WHAT TO WORK ON: Print out the entries below with no edits.

Chart and figure data
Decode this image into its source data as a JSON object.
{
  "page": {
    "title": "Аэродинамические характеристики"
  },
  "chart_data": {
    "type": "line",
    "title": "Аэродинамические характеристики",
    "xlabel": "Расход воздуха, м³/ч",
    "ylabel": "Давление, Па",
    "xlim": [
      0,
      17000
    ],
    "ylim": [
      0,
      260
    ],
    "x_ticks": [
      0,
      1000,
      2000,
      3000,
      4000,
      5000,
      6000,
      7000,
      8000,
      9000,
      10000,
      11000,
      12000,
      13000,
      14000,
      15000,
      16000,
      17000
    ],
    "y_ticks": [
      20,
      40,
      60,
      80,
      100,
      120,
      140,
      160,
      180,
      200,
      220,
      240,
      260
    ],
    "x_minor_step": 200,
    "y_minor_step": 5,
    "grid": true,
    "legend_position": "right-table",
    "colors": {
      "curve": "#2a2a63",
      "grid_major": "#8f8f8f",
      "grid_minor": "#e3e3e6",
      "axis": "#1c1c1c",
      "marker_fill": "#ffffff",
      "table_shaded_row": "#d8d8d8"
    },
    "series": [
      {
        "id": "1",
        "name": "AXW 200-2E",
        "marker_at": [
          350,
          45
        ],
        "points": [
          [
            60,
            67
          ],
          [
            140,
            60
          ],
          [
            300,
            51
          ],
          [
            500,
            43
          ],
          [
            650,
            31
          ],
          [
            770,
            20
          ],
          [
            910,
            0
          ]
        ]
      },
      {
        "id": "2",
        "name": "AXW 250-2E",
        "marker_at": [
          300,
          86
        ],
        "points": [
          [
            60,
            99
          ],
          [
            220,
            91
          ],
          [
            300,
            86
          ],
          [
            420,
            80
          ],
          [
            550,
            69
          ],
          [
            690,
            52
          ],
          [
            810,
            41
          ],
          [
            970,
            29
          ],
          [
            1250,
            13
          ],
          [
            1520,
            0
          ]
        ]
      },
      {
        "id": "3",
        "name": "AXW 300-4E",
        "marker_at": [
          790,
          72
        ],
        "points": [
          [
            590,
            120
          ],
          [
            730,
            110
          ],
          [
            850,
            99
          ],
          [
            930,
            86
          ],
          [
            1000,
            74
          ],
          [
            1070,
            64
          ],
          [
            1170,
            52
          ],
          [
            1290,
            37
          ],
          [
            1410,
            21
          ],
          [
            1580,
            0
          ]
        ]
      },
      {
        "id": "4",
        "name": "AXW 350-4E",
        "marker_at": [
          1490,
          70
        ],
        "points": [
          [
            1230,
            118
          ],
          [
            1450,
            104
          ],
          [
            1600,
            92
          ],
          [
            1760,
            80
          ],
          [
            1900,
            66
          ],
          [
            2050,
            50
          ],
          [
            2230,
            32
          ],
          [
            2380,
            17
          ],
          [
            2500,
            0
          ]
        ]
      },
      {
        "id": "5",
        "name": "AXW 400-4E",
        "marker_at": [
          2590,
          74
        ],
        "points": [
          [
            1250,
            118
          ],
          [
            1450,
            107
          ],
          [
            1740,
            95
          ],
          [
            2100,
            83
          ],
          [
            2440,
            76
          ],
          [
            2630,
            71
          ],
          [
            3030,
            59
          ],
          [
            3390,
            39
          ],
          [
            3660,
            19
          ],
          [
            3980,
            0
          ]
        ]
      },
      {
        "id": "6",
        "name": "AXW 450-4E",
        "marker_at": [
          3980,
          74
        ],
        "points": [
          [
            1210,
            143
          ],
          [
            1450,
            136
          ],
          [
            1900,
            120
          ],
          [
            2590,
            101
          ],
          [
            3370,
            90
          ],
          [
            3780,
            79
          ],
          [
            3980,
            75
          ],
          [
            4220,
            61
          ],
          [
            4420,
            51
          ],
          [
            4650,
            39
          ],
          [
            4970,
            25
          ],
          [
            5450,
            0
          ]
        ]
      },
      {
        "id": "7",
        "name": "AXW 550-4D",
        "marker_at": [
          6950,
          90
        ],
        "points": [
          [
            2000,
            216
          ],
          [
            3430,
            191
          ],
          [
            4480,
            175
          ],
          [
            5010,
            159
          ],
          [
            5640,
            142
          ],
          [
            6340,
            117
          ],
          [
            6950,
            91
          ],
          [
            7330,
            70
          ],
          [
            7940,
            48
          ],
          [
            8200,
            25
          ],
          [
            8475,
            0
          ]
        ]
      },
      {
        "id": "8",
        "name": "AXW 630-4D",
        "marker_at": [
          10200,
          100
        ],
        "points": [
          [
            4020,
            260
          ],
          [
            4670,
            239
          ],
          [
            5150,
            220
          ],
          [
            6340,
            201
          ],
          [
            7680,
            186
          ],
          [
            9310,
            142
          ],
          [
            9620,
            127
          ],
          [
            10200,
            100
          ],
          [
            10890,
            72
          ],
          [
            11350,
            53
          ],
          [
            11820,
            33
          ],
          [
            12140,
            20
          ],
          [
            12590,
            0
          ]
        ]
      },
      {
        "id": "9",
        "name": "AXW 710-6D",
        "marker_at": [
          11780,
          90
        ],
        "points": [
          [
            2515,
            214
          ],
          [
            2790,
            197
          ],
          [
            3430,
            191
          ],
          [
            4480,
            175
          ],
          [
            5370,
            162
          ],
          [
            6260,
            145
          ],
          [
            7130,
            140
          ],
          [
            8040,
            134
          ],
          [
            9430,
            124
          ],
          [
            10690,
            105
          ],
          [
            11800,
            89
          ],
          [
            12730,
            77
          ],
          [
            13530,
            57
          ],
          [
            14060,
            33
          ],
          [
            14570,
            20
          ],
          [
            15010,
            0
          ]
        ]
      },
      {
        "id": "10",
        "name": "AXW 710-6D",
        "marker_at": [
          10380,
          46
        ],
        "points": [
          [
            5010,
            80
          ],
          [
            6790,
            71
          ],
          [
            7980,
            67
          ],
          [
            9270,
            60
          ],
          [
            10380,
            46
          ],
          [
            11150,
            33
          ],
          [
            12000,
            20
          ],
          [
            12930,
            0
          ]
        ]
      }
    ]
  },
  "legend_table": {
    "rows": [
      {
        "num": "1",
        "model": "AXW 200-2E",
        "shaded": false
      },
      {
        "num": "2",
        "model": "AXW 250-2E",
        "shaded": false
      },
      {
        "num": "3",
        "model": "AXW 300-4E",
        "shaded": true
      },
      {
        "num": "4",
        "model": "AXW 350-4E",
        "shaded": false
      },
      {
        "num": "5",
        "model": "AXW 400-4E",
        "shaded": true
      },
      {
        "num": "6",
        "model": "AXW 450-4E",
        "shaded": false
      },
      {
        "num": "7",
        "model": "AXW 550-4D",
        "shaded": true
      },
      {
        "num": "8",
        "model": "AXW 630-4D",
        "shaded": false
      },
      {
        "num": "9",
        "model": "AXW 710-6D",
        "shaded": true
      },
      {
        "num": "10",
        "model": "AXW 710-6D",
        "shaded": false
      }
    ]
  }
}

COMPLETE RESPONSE:
Decode this image into its source data as a JSON object.
{
  "page": {
    "title": "Аэродинамические характеристики"
  },
  "chart_data": {
    "type": "line",
    "title": "Аэродинамические характеристики",
    "xlabel": "Расход воздуха, м³/ч",
    "ylabel": "Давление, Па",
    "xlim": [
      0,
      17000
    ],
    "ylim": [
      0,
      260
    ],
    "x_ticks": [
      0,
      1000,
      2000,
      3000,
      4000,
      5000,
      6000,
      7000,
      8000,
      9000,
      10000,
      11000,
      12000,
      13000,
      14000,
      15000,
      16000,
      17000
    ],
    "y_ticks": [
      20,
      40,
      60,
      80,
      100,
      120,
      140,
      160,
      180,
      200,
      220,
      240,
      260
    ],
    "x_minor_step": 200,
    "y_minor_step": 5,
    "grid": true,
    "legend_position": "right-table",
    "colors": {
      "curve": "#2a2a63",
      "grid_major": "#8f8f8f",
      "grid_minor": "#e3e3e6",
      "axis": "#1c1c1c",
      "marker_fill": "#ffffff",
      "table_shaded_row": "#d8d8d8"
    },
    "series": [
      {
        "id": "1",
        "name": "AXW 200-2E",
        "marker_at": [
          350,
          45
        ],
        "points": [
          [
            60,
            67
          ],
          [
            140,
            60
          ],
          [
            300,
            51
          ],
          [
            500,
            43
          ],
          [
            650,
            31
          ],
          [
            770,
            20
          ],
          [
            910,
            0
          ]
        ]
      },
      {
        "id": "2",
        "name": "AXW 250-2E",
        "marker_at": [
          300,
          86
        ],
        "points": [
          [
            60,
            99
          ],
          [
            220,
            91
          ],
          [
            300,
            86
          ],
          [
            420,
            80
          ],
          [
            550,
            69
          ],
          [
            690,
            52
          ],
          [
            810,
            41
          ],
          [
            970,
            29
          ],
          [
            1250,
            13
          ],
          [
            1520,
            0
          ]
        ]
      },
      {
        "id": "3",
        "name": "AXW 300-4E",
        "marker_at": [
          790,
          72
        ],
        "points": [
          [
            590,
            120
          ],
          [
            730,
            110
          ],
          [
            850,
            99
          ],
          [
            930,
            86
          ],
          [
            1000,
            74
          ],
          [
            1070,
            64
          ],
          [
            1170,
            52
          ],
          [
            1290,
            37
          ],
          [
            1410,
            21
          ],
          [
            1580,
            0
          ]
        ]
      },
      {
        "id": "4",
        "name": "AXW 350-4E",
        "marker_at": [
          1490,
          70
        ],
        "points": [
          [
            1230,
            118
          ],
          [
            1450,
            104
          ],
          [
            1600,
            92
          ],
          [
            1760,
            80
          ],
          [
            1900,
            66
          ],
          [
            2050,
            50
          ],
          [
            2230,
            32
          ],
          [
            2380,
            17
          ],
          [
            2500,
            0
          ]
        ]
      },
      {
        "id": "5",
        "name": "AXW 400-4E",
        "marker_at": [
          2590,
          74
        ],
        "points": [
          [
            1250,
            118
          ],
          [
            1450,
            107
          ],
          [
            1740,
            95
          ],
          [
            2100,
            83
          ],
          [
            2440,
            76
          ],
          [
            2630,
            71
          ],
          [
            3030,
            59
          ],
          [
            3390,
            39
          ],
          [
            3660,
            19
          ],
          [
            3980,
            0
          ]
        ]
      },
      {
        "id": "6",
        "name": "AXW 450-4E",
        "marker_at": [
          3980,
          74
        ],
        "points": [
          [
            1210,
            143
          ],
          [
            1450,
            136
          ],
          [
            1900,
            120
          ],
          [
            2590,
            101
          ],
          [
            3370,
            90
          ],
          [
            3780,
            79
          ],
          [
            3980,
            75
          ],
          [
            4220,
            61
          ],
          [
            4420,
            51
          ],
          [
            4650,
            39
          ],
          [
            4970,
            25
          ],
          [
            5450,
            0
          ]
        ]
      },
      {
        "id": "7",
        "name": "AXW 550-4D",
        "marker_at": [
          6950,
          90
        ],
        "points": [
          [
            2000,
            216
          ],
          [
            3430,
            191
          ],
          [
            4480,
            175
          ],
          [
            5010,
            159
          ],
          [
            5640,
            142
          ],
          [
            6340,
            117
          ],
          [
            6950,
            91
          ],
          [
            7330,
            70
          ],
          [
            7940,
            48
          ],
          [
            8200,
            25
          ],
          [
            8475,
            0
          ]
        ]
      },
      {
        "id": "8",
        "name": "AXW 630-4D",
        "marker_at": [
          10200,
          100
        ],
        "points": [
          [
            4020,
            260
          ],
          [
            4670,
            239
          ],
          [
            5150,
            220
          ],
          [
            6340,
            201
          ],
          [
            7680,
            186
          ],
          [
            9310,
            142
          ],
          [
            9620,
            127
          ],
          [
            10200,
            100
          ],
          [
            10890,
            72
          ],
          [
            11350,
            53
          ],
          [
            11820,
            33
          ],
          [
            12140,
            20
          ],
          [
            12590,
            0
          ]
        ]
      },
      {
        "id": "9",
        "name": "AXW 710-6D",
        "marker_at": [
          11780,
          90
        ],
        "points": [
          [
            2515,
            214
          ],
          [
            2790,
            197
          ],
          [
            3430,
            191
          ],
          [
            4480,
            175
          ],
          [
            5370,
            162
          ],
          [
            6260,
            145
          ],
          [
            7130,
            140
          ],
          [
            8040,
            134
          ],
          [
            9430,
            124
          ],
          [
            10690,
            105
          ],
          [
            11800,
            89
          ],
          [
            12730,
            77
          ],
          [
            13530,
            57
          ],
          [
            14060,
            33
          ],
          [
            14570,
            20
          ],
          [
            15010,
            0
          ]
        ]
      },
      {
        "id": "10",
        "name": "AXW 710-6D",
        "marker_at": [
          10380,
          46
        ],
        "points": [
          [
            5010,
            80
          ],
          [
            6790,
            71
          ],
          [
            7980,
            67
          ],
          [
            9270,
            60
          ],
          [
            10380,
            46
          ],
          [
            11150,
            33
          ],
          [
            12000,
            20
          ],
          [
            12930,
            0
          ]
        ]
      }
    ]
  },
  "legend_table": {
    "rows": [
      {
        "num": "1",
        "model": "AXW 200-2E",
        "shaded": false
      },
      {
        "num": "2",
        "model": "AXW 250-2E",
        "shaded": false
      },
      {
        "num": "3",
        "model": "AXW 300-4E",
        "shaded": true
      },
      {
        "num": "4",
        "model": "AXW 350-4E",
        "shaded": false
      },
      {
        "num": "5",
        "model": "AXW 400-4E",
        "shaded": true
      },
      {
        "num": "6",
        "model": "AXW 450-4E",
        "shaded": false
      },
      {
        "num": "7",
        "model": "AXW 550-4D",
        "shaded": true
      },
      {
        "num": "8",
        "model": "AXW 630-4D",
        "shaded": false
      },
      {
        "num": "9",
        "model": "AXW 710-6D",
        "shaded": true
      },
      {
        "num": "10",
        "model": "AXW 710-6D",
        "shaded": false
      }
    ]
  }
}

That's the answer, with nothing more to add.